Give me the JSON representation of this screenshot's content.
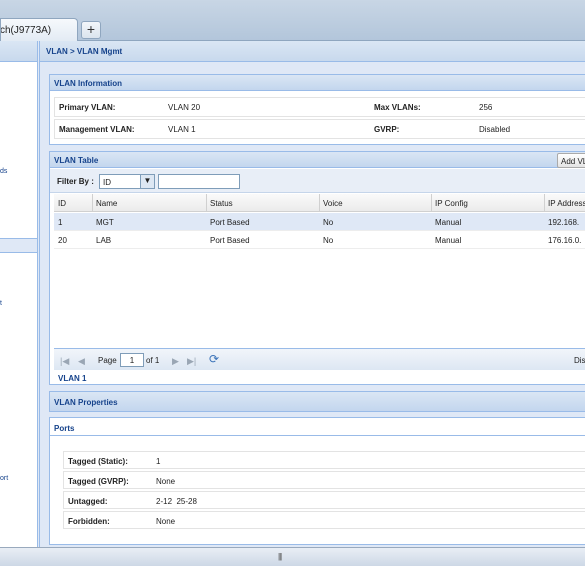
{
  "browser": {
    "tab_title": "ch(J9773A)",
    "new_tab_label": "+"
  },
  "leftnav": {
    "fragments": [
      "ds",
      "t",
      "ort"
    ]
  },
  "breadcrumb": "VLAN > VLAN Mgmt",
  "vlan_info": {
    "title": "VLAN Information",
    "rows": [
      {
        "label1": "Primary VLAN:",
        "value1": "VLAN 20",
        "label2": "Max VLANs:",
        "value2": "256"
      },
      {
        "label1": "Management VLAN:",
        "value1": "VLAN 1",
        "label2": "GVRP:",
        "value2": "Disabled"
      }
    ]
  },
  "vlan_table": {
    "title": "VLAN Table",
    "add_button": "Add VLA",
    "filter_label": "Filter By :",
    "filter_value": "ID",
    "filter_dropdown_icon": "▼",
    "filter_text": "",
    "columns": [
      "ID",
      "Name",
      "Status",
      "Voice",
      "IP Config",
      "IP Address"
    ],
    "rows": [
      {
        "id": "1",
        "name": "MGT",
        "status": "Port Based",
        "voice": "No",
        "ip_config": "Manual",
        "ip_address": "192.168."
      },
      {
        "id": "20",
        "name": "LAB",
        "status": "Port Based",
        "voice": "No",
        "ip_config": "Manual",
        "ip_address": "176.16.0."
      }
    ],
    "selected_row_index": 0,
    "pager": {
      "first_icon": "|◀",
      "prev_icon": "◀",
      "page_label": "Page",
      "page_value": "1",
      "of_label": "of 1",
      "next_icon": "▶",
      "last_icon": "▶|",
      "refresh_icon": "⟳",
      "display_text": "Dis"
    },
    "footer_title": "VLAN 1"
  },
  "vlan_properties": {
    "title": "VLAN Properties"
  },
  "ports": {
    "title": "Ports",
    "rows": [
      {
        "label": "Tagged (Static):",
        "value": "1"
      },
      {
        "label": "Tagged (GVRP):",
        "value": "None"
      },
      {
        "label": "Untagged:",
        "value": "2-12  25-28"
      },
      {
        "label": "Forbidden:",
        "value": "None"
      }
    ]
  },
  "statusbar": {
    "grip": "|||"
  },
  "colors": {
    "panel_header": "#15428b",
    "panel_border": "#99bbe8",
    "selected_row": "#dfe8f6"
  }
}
= = = = = = =
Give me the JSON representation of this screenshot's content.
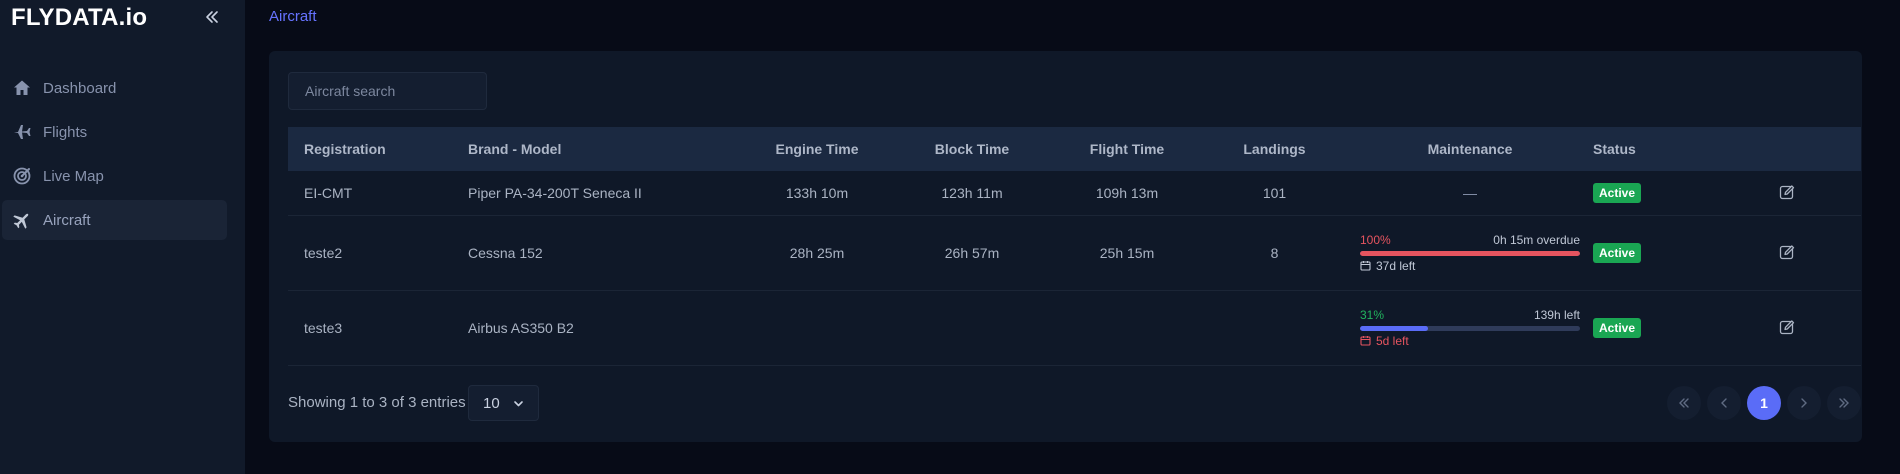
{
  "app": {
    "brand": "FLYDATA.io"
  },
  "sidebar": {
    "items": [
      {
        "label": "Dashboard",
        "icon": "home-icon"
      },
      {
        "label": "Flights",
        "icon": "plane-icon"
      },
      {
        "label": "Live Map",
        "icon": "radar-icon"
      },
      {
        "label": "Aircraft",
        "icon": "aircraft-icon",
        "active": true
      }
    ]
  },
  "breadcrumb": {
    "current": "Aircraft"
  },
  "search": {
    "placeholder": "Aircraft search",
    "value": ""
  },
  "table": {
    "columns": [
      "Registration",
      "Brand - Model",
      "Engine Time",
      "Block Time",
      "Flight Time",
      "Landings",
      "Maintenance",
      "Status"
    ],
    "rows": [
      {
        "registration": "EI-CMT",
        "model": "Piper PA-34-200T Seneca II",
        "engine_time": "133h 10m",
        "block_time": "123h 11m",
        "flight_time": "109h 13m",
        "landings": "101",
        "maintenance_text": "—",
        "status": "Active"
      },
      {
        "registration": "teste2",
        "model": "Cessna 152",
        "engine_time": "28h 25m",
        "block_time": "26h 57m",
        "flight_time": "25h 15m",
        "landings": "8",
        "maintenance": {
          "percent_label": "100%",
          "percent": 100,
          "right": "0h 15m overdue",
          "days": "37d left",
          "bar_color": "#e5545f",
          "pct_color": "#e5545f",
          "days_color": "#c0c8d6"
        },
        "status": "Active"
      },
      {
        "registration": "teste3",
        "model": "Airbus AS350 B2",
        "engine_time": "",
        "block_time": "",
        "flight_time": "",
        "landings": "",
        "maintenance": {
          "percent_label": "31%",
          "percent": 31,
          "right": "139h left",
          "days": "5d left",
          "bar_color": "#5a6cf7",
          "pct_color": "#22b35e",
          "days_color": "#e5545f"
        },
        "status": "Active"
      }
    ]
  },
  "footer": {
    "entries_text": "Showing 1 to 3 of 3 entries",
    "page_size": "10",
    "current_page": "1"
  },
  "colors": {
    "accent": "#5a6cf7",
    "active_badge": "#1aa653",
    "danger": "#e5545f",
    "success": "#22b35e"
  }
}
= = = = = = =
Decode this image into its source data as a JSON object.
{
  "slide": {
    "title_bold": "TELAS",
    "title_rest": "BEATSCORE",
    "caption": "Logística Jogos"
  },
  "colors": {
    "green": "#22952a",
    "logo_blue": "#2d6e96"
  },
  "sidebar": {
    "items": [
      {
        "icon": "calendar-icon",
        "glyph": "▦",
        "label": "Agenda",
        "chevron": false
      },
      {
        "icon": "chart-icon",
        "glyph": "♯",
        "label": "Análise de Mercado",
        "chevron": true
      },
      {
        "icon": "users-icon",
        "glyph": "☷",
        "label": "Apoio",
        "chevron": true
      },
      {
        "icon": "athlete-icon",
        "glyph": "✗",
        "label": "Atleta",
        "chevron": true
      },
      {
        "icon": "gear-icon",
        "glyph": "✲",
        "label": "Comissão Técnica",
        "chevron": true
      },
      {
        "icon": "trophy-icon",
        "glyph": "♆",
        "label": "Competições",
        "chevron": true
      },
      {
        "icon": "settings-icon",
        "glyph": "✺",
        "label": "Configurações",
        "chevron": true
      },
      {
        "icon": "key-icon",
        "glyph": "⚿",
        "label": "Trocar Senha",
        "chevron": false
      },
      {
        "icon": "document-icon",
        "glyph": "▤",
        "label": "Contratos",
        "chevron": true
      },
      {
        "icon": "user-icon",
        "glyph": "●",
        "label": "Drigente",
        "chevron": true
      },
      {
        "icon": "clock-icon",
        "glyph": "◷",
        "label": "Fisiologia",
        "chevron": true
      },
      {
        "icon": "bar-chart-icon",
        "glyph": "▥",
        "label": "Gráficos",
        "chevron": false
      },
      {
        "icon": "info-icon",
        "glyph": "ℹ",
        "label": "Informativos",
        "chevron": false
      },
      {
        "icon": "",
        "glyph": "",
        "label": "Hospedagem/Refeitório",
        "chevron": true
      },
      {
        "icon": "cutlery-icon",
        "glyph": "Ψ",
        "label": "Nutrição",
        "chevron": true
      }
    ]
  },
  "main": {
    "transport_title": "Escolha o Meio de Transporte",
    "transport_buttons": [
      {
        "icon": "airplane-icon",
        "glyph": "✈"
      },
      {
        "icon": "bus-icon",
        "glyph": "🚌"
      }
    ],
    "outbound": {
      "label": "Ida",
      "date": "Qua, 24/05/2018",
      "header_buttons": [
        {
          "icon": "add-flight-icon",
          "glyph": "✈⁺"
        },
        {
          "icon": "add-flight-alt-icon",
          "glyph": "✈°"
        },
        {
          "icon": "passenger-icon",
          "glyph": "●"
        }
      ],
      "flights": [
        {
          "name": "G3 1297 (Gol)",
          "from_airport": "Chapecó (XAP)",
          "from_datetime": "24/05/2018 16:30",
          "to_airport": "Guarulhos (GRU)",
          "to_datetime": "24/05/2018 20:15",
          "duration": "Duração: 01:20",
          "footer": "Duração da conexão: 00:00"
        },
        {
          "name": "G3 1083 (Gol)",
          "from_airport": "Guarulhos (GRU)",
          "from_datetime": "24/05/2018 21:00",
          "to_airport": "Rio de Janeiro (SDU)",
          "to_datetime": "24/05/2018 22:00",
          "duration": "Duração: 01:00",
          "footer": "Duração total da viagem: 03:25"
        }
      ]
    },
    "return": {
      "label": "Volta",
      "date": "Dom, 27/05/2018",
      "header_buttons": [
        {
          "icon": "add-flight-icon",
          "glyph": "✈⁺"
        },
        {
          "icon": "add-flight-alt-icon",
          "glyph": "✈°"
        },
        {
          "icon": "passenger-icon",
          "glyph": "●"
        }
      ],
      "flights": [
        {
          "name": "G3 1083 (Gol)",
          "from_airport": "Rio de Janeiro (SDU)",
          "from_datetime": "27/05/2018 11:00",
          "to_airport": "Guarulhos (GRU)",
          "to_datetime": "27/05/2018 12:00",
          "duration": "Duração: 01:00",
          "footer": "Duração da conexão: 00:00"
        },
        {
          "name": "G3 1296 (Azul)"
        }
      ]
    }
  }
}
= = = = = = =
• **Directions for this task**
The answer is the number of lines in the preceding material that hold "breadcrumb"; write that number and nothing else.

• **Answer to this problem**
2